What to work on:
Extract from the listing each line in which the word "uninitialized" appears.

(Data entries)
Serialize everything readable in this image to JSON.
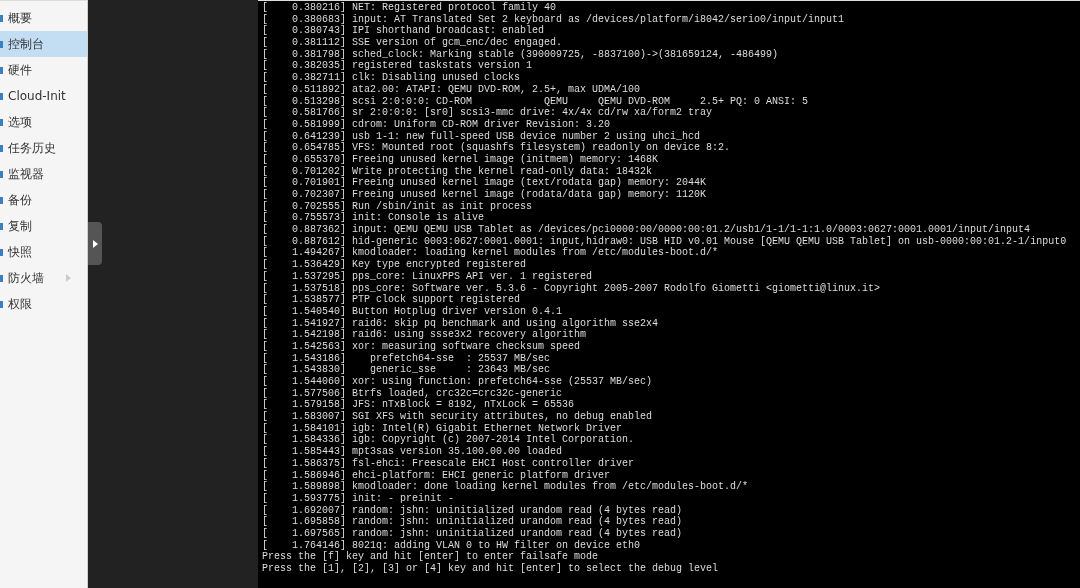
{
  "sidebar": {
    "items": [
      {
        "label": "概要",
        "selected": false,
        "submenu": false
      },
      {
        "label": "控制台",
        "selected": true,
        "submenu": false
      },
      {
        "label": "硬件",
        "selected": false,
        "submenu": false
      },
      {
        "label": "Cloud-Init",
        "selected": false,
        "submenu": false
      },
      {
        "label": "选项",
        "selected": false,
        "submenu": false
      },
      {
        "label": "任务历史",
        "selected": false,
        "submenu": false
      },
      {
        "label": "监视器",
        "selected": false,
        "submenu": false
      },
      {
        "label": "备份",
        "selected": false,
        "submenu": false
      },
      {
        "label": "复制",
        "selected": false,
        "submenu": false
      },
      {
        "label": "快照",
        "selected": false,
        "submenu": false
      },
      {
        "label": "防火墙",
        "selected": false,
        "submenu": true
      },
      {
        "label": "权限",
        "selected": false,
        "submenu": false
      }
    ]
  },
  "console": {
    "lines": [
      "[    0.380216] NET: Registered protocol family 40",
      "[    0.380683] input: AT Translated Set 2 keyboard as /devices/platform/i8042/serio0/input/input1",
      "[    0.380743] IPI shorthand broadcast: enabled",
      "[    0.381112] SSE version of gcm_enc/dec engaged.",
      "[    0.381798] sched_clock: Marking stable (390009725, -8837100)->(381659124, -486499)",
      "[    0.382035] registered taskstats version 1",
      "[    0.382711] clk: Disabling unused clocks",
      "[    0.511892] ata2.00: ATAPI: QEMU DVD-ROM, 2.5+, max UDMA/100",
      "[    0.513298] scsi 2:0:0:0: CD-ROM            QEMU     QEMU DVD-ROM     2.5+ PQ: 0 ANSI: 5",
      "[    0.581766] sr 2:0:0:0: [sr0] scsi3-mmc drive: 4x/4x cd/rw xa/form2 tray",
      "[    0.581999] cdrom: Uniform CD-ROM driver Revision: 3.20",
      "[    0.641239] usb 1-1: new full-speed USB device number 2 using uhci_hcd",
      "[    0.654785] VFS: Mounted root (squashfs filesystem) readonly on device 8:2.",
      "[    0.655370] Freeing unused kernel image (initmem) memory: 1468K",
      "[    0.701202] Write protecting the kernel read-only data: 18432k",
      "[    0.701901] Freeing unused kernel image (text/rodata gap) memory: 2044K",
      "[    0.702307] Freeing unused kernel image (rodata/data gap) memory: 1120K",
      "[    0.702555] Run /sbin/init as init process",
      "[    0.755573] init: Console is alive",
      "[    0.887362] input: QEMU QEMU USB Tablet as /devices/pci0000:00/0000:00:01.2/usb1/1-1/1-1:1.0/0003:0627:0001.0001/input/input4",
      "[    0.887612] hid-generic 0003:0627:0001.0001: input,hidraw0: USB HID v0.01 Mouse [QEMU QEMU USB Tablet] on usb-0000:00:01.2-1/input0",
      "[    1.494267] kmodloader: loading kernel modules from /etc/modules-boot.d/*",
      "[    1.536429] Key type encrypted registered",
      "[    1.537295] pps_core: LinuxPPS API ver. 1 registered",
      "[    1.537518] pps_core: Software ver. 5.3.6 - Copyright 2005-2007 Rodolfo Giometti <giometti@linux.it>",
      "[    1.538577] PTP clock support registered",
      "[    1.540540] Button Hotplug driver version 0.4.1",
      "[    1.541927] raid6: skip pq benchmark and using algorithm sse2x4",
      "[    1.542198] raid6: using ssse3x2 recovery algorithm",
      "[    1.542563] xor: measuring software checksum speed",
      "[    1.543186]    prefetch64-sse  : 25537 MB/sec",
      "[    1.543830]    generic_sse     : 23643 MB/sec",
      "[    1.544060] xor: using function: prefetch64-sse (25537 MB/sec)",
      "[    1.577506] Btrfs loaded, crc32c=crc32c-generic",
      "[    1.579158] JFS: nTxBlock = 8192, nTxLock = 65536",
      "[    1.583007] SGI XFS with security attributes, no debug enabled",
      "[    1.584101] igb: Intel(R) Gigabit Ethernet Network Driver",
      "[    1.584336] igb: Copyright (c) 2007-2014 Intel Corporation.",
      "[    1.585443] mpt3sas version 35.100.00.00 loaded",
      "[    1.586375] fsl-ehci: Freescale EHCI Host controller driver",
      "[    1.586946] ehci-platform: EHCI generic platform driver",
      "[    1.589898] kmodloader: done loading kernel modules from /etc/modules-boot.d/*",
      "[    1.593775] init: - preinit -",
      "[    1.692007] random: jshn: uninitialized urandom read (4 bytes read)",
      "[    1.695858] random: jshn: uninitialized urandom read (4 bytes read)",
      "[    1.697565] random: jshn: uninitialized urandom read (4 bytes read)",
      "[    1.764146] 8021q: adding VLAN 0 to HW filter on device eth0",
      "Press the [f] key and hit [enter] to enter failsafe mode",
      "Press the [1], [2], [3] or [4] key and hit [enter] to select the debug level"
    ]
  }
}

Task response:
      "[    1.692007] random: jshn: uninitialized urandom read (4 bytes read)",
      "[    1.695858] random: jshn: uninitialized urandom read (4 bytes read)",
      "[    1.697565] random: jshn: uninitialized urandom read (4 bytes read)",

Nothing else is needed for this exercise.